───── MATERIAL FOR THE TASK ─────
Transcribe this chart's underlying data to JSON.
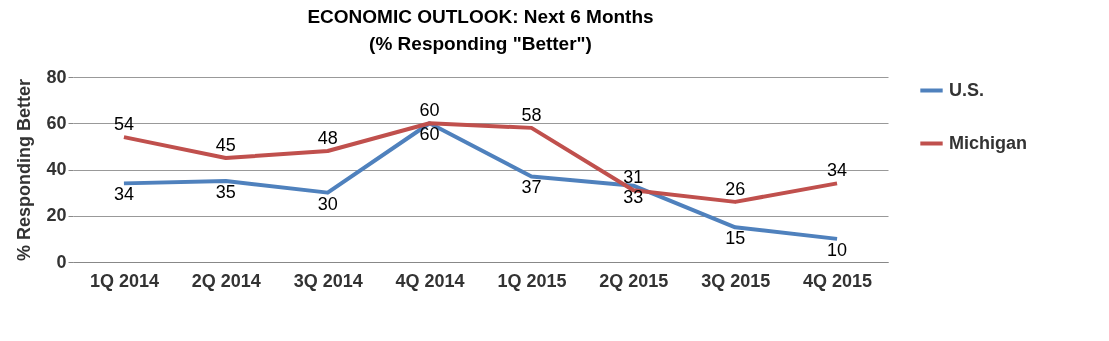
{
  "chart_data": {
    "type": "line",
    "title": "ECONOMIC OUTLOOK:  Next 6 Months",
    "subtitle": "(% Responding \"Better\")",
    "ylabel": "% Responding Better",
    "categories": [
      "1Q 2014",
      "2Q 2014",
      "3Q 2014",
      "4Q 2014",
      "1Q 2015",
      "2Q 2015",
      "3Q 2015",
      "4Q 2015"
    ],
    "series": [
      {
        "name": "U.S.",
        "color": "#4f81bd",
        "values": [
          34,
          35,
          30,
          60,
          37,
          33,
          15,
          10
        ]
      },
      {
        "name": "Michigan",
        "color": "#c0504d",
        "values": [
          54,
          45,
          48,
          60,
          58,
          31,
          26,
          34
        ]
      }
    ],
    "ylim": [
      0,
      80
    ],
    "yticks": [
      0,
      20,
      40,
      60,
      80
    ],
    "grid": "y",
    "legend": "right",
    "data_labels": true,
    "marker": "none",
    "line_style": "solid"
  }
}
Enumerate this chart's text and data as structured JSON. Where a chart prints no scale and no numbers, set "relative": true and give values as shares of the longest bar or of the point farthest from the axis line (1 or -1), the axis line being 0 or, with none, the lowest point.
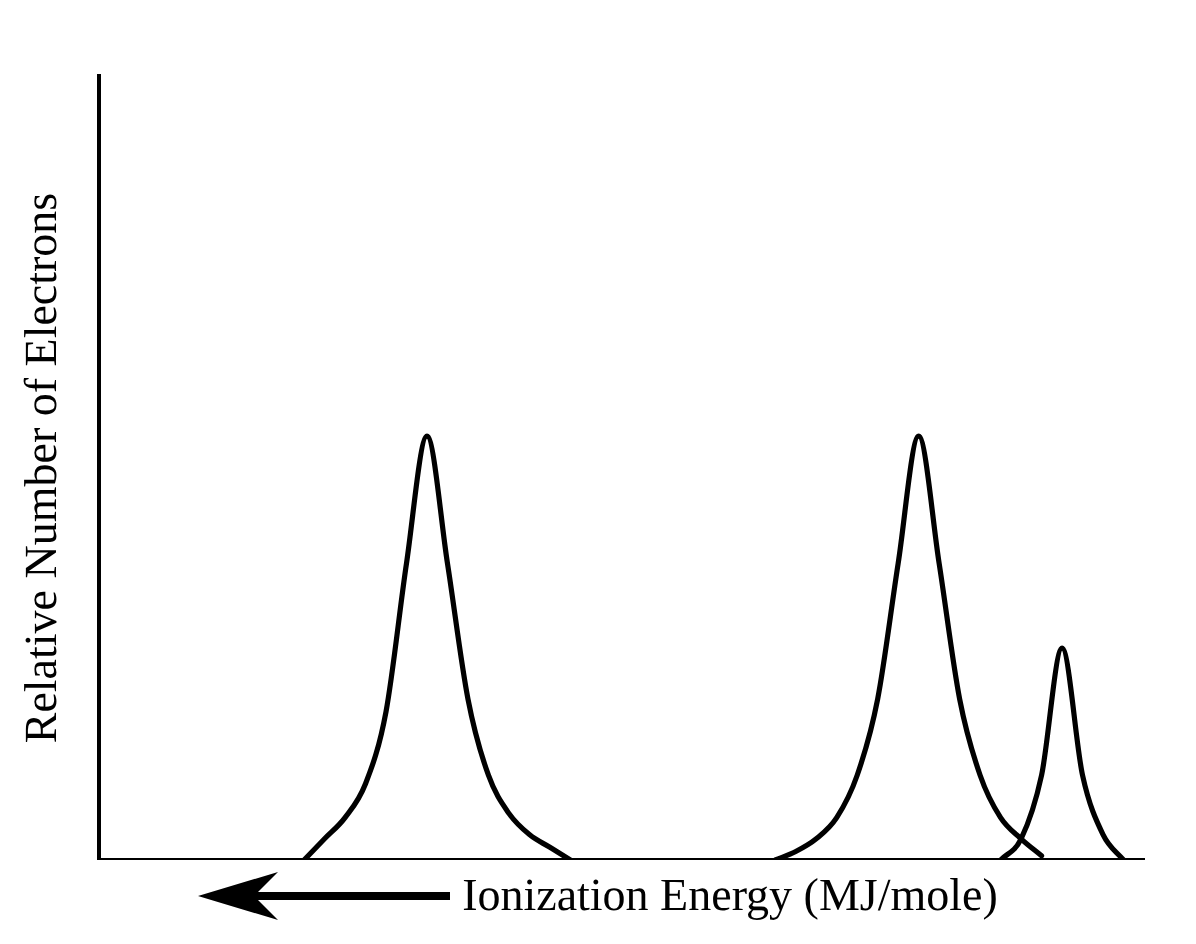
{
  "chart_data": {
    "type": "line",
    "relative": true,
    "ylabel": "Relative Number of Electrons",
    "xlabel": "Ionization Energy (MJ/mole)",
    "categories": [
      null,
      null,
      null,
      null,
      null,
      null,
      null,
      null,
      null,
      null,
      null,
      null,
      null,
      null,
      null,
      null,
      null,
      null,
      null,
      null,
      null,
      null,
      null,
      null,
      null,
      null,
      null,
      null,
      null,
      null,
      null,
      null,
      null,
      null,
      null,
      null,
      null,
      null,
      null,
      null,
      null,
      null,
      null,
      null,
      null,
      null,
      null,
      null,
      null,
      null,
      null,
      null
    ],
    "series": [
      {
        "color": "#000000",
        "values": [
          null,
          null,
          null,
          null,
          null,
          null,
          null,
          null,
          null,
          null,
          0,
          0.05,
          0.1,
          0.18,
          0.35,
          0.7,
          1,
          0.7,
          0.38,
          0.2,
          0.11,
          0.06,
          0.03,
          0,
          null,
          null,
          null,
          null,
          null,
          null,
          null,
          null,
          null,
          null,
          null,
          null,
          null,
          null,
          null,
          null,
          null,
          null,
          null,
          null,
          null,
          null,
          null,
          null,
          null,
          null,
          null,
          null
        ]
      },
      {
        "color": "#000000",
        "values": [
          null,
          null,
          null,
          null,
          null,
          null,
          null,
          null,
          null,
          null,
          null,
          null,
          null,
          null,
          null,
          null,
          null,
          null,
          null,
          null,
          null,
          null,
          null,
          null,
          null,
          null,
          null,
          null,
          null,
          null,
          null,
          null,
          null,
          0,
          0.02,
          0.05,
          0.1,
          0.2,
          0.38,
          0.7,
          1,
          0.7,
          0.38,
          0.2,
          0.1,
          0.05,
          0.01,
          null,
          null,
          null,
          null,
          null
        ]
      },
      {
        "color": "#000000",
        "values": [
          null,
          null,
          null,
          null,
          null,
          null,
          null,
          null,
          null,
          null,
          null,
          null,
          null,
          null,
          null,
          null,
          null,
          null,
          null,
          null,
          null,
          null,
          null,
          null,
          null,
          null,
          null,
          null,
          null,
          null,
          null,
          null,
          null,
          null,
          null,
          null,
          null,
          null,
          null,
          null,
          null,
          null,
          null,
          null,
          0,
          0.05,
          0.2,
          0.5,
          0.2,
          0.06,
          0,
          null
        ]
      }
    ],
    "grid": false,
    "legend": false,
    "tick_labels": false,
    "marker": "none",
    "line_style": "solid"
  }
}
─────
Output an exact copy of the material, with the pictures removed.

◆ THE OUTPUT:
Transcribe this chart's underlying data to JSON.
{
  "chart_data": {
    "type": "line",
    "title": "ECONOMIC OUTLOOK:  Next 6 Months",
    "subtitle": "(% Responding \"Better\")",
    "ylabel": "% Responding Better",
    "categories": [
      "1Q 2014",
      "2Q 2014",
      "3Q 2014",
      "4Q 2014",
      "1Q 2015",
      "2Q 2015",
      "3Q 2015",
      "4Q 2015"
    ],
    "series": [
      {
        "name": "U.S.",
        "color": "#4f81bd",
        "values": [
          34,
          35,
          30,
          60,
          37,
          33,
          15,
          10
        ]
      },
      {
        "name": "Michigan",
        "color": "#c0504d",
        "values": [
          54,
          45,
          48,
          60,
          58,
          31,
          26,
          34
        ]
      }
    ],
    "ylim": [
      0,
      80
    ],
    "yticks": [
      0,
      20,
      40,
      60,
      80
    ],
    "grid": "y",
    "legend": "right",
    "data_labels": true,
    "marker": "none",
    "line_style": "solid"
  }
}
Enumerate this chart's text and data as structured JSON. Where a chart prints no scale and no numbers, set "relative": true and give values as shares of the longest bar or of the point farthest from the axis line (1 or -1), the axis line being 0 or, with none, the lowest point.
{
  "chart_data": {
    "type": "line",
    "relative": true,
    "ylabel": "Relative Number of Electrons",
    "xlabel": "Ionization Energy (MJ/mole)",
    "categories": [
      null,
      null,
      null,
      null,
      null,
      null,
      null,
      null,
      null,
      null,
      null,
      null,
      null,
      null,
      null,
      null,
      null,
      null,
      null,
      null,
      null,
      null,
      null,
      null,
      null,
      null,
      null,
      null,
      null,
      null,
      null,
      null,
      null,
      null,
      null,
      null,
      null,
      null,
      null,
      null,
      null,
      null,
      null,
      null,
      null,
      null,
      null,
      null,
      null,
      null,
      null,
      null
    ],
    "series": [
      {
        "color": "#000000",
        "values": [
          null,
          null,
          null,
          null,
          null,
          null,
          null,
          null,
          null,
          null,
          0,
          0.05,
          0.1,
          0.18,
          0.35,
          0.7,
          1,
          0.7,
          0.38,
          0.2,
          0.11,
          0.06,
          0.03,
          0,
          null,
          null,
          null,
          null,
          null,
          null,
          null,
          null,
          null,
          null,
          null,
          null,
          null,
          null,
          null,
          null,
          null,
          null,
          null,
          null,
          null,
          null,
          null,
          null,
          null,
          null,
          null,
          null
        ]
      },
      {
        "color": "#000000",
        "values": [
          null,
          null,
          null,
          null,
          null,
          null,
          null,
          null,
          null,
          null,
          null,
          null,
          null,
          null,
          null,
          null,
          null,
          null,
          null,
          null,
          null,
          null,
          null,
          null,
          null,
          null,
          null,
          null,
          null,
          null,
          null,
          null,
          null,
          0,
          0.02,
          0.05,
          0.1,
          0.2,
          0.38,
          0.7,
          1,
          0.7,
          0.38,
          0.2,
          0.1,
          0.05,
          0.01,
          null,
          null,
          null,
          null,
          null
        ]
      },
      {
        "color": "#000000",
        "values": [
          null,
          null,
          null,
          null,
          null,
          null,
          null,
          null,
          null,
          null,
          null,
          null,
          null,
          null,
          null,
          null,
          null,
          null,
          null,
          null,
          null,
          null,
          null,
          null,
          null,
          null,
          null,
          null,
          null,
          null,
          null,
          null,
          null,
          null,
          null,
          null,
          null,
          null,
          null,
          null,
          null,
          null,
          null,
          null,
          0,
          0.05,
          0.2,
          0.5,
          0.2,
          0.06,
          0,
          null
        ]
      }
    ],
    "grid": false,
    "legend": false,
    "tick_labels": false,
    "marker": "none",
    "line_style": "solid"
  }
}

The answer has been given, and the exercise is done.